(Stored data)
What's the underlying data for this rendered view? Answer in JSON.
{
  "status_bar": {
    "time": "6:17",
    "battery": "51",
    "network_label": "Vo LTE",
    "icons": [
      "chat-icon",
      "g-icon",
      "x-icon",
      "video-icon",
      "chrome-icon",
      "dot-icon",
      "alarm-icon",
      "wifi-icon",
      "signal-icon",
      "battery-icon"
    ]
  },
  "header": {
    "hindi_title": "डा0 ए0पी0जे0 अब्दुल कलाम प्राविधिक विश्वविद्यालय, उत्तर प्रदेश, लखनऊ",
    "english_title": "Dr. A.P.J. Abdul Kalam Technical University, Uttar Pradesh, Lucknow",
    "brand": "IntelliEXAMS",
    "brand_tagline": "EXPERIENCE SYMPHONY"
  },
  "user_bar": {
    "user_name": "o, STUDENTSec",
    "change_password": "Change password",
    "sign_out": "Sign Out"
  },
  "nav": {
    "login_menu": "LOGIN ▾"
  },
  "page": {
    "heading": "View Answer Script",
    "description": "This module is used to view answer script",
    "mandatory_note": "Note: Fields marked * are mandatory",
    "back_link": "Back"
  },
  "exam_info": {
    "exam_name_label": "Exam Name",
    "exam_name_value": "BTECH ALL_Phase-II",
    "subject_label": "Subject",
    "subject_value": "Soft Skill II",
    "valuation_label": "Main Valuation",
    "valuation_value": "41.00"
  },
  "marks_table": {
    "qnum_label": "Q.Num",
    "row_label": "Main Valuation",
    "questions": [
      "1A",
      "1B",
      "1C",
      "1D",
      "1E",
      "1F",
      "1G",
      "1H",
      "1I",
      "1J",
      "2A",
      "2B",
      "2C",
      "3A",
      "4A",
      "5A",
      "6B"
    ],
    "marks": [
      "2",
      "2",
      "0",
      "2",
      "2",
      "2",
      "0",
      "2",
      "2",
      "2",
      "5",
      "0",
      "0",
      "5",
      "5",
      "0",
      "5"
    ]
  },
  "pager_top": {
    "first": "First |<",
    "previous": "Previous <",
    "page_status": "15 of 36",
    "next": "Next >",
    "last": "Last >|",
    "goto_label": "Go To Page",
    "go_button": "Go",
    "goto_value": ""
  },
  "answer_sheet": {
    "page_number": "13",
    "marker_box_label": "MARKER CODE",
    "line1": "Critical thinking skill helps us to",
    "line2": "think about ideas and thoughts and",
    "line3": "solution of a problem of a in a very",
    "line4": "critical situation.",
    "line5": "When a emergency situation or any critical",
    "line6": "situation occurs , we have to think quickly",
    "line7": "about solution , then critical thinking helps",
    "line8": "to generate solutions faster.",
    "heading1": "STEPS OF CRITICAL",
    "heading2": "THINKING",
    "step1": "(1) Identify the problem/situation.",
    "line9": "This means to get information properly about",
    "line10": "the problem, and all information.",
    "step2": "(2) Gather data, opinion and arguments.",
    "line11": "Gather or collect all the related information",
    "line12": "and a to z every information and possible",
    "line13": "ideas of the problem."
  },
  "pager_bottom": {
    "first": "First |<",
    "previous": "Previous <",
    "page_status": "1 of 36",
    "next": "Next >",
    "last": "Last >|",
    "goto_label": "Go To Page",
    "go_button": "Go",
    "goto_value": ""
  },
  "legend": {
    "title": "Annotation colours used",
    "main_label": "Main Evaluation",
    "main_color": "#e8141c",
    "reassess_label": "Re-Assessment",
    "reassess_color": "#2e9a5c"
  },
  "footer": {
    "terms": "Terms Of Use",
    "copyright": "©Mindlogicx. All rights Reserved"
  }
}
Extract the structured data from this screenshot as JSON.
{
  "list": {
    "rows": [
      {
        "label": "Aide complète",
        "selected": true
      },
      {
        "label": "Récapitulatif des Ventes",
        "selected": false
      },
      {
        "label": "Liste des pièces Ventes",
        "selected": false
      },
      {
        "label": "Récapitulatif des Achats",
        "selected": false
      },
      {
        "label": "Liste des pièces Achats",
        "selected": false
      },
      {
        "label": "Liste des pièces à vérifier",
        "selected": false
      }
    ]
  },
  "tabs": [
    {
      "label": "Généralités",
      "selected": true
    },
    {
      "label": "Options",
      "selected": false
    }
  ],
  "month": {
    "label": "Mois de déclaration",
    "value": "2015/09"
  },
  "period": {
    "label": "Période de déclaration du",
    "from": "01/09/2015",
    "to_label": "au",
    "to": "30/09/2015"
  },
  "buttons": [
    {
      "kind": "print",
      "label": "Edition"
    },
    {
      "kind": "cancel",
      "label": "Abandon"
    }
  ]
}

*TASK:*
Find how many of the lines above have the word "Ventes" in them. State only that number.

*EXPECTED OUTPUT:*
2